PROBLEM DESCRIPTION: Retype each record shown below, leaving every character as it is.

SOURCE DATA:
begin

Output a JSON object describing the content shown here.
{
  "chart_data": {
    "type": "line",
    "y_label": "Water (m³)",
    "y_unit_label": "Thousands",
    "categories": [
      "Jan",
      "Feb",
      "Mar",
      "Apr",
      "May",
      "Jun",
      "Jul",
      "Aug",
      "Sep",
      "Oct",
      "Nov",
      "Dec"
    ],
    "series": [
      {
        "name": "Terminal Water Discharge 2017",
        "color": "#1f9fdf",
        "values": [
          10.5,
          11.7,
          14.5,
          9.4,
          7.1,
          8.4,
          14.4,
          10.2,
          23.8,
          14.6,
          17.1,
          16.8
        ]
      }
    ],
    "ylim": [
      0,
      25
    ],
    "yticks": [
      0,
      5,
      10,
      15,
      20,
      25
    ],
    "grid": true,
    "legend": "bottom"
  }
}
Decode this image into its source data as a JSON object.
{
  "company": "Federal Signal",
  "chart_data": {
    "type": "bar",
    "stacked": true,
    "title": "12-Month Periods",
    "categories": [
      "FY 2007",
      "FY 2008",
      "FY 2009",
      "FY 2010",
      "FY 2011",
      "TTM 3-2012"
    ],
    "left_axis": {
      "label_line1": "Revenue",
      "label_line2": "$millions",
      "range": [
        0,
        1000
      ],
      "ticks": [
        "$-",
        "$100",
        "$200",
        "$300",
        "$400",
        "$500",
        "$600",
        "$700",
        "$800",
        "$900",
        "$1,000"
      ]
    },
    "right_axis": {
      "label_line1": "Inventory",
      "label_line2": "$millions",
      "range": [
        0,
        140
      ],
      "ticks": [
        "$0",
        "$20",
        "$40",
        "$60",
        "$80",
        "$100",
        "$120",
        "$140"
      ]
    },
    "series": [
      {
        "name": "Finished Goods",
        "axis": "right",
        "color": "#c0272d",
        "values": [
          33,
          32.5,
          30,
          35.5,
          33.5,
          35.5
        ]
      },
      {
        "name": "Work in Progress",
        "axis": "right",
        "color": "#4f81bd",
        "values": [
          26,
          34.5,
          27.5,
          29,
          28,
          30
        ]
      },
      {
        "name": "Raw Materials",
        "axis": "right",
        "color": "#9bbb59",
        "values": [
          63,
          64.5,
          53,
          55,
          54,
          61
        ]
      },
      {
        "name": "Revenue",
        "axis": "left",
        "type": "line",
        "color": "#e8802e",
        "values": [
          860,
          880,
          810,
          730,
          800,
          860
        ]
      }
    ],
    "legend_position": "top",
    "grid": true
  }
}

end

THE SOLUTION:
Output a JSON object describing the content shown here.
{
  "chart_data": {
    "type": "line",
    "y_label": "Water (m³)",
    "y_unit_label": "Thousands",
    "categories": [
      "Jan",
      "Feb",
      "Mar",
      "Apr",
      "May",
      "Jun",
      "Jul",
      "Aug",
      "Sep",
      "Oct",
      "Nov",
      "Dec"
    ],
    "series": [
      {
        "name": "Terminal Water Discharge 2017",
        "color": "#1f9fdf",
        "values": [
          10.5,
          11.7,
          14.5,
          9.4,
          7.1,
          8.4,
          14.4,
          10.2,
          23.8,
          14.6,
          17.1,
          16.8
        ]
      }
    ],
    "ylim": [
      0,
      25
    ],
    "yticks": [
      0,
      5,
      10,
      15,
      20,
      25
    ],
    "grid": true,
    "legend": "bottom"
  }
}
Decode this image into its source data as a JSON object.
{
  "company": "Federal Signal",
  "chart_data": {
    "type": "bar",
    "stacked": true,
    "title": "12-Month Periods",
    "categories": [
      "FY 2007",
      "FY 2008",
      "FY 2009",
      "FY 2010",
      "FY 2011",
      "TTM 3-2012"
    ],
    "left_axis": {
      "label_line1": "Revenue",
      "label_line2": "$millions",
      "range": [
        0,
        1000
      ],
      "ticks": [
        "$-",
        "$100",
        "$200",
        "$300",
        "$400",
        "$500",
        "$600",
        "$700",
        "$800",
        "$900",
        "$1,000"
      ]
    },
    "right_axis": {
      "label_line1": "Inventory",
      "label_line2": "$millions",
      "range": [
        0,
        140
      ],
      "ticks": [
        "$0",
        "$20",
        "$40",
        "$60",
        "$80",
        "$100",
        "$120",
        "$140"
      ]
    },
    "series": [
      {
        "name": "Finished Goods",
        "axis": "right",
        "color": "#c0272d",
        "values": [
          33,
          32.5,
          30,
          35.5,
          33.5,
          35.5
        ]
      },
      {
        "name": "Work in Progress",
        "axis": "right",
        "color": "#4f81bd",
        "values": [
          26,
          34.5,
          27.5,
          29,
          28,
          30
        ]
      },
      {
        "name": "Raw Materials",
        "axis": "right",
        "color": "#9bbb59",
        "values": [
          63,
          64.5,
          53,
          55,
          54,
          61
        ]
      },
      {
        "name": "Revenue",
        "axis": "left",
        "type": "line",
        "color": "#e8802e",
        "values": [
          860,
          880,
          810,
          730,
          800,
          860
        ]
      }
    ],
    "legend_position": "top",
    "grid": true
  }
}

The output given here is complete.